What is required —
Of the lines in the records that follow, how many include the word "Applicant"? Answer with a bare number.

Records for this exercise —
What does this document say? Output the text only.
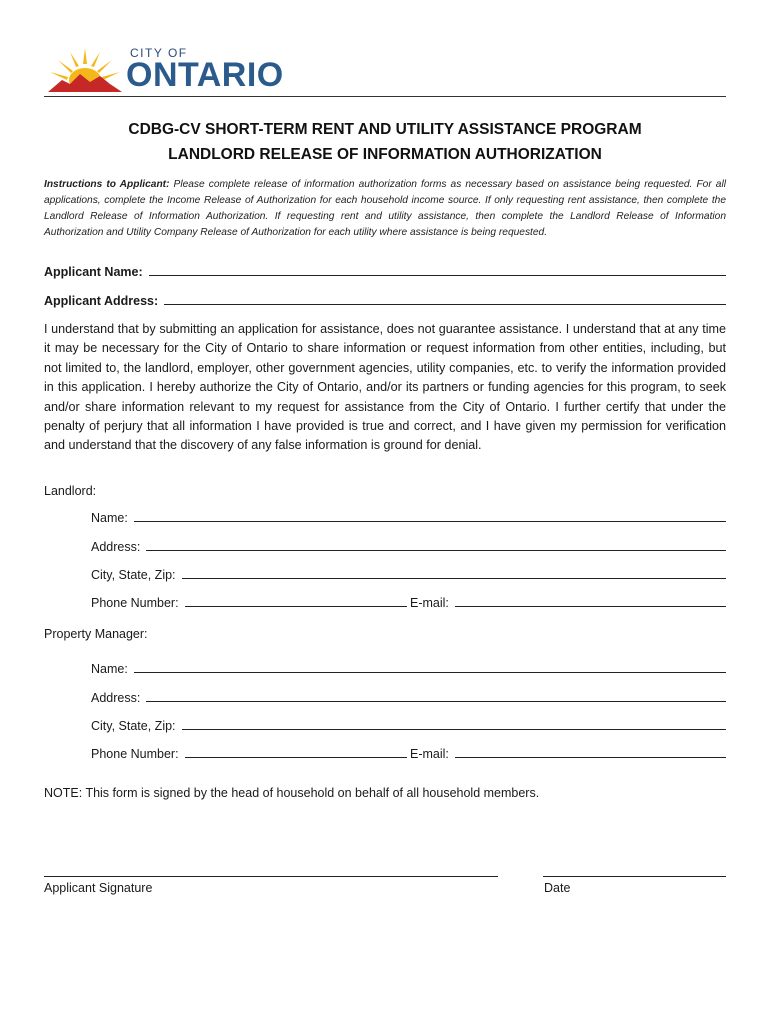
CITY OF
ONTARIO
CDBG-CV SHORT-TERM RENT AND UTILITY ASSISTANCE PROGRAM
LANDLORD RELEASE OF INFORMATION AUTHORIZATION
Instructions to Applicant: Please complete release of information authorization forms as necessary based on assistance being requested. For all applications, complete the Income Release of Authorization for each household income source. If only requesting rent assistance, then complete the Landlord Release of Information Authorization. If requesting rent and utility assistance, then complete the Landlord Release of Information Authorization and Utility Company Release of Authorization for each utility where assistance is being requested.
Applicant Name:
Applicant Address:
I understand that by submitting an application for assistance, does not guarantee assistance. I understand that at any time it may be necessary for the City of Ontario to share information or request information from other entities, including, but not limited to, the landlord, employer, other government agencies, utility companies, etc. to verify the information provided in this application. I hereby authorize the City of Ontario, and/or its partners or funding agencies for this program, to seek and/or share information relevant to my request for assistance from the City of Ontario. I further certify that under the penalty of perjury that all information I have provided is true and correct, and I have given my permission for verification and understand that the discovery of any false information is ground for denial.
Landlord:
Name:
Address:
City, State, Zip:
Phone Number:	E-mail:
Property Manager:
Name:
Address:
City, State, Zip:
Phone Number:	E-mail:
NOTE: This form is signed by the head of household on behalf of all household members.
Applicant Signature	Date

Worked solution —
4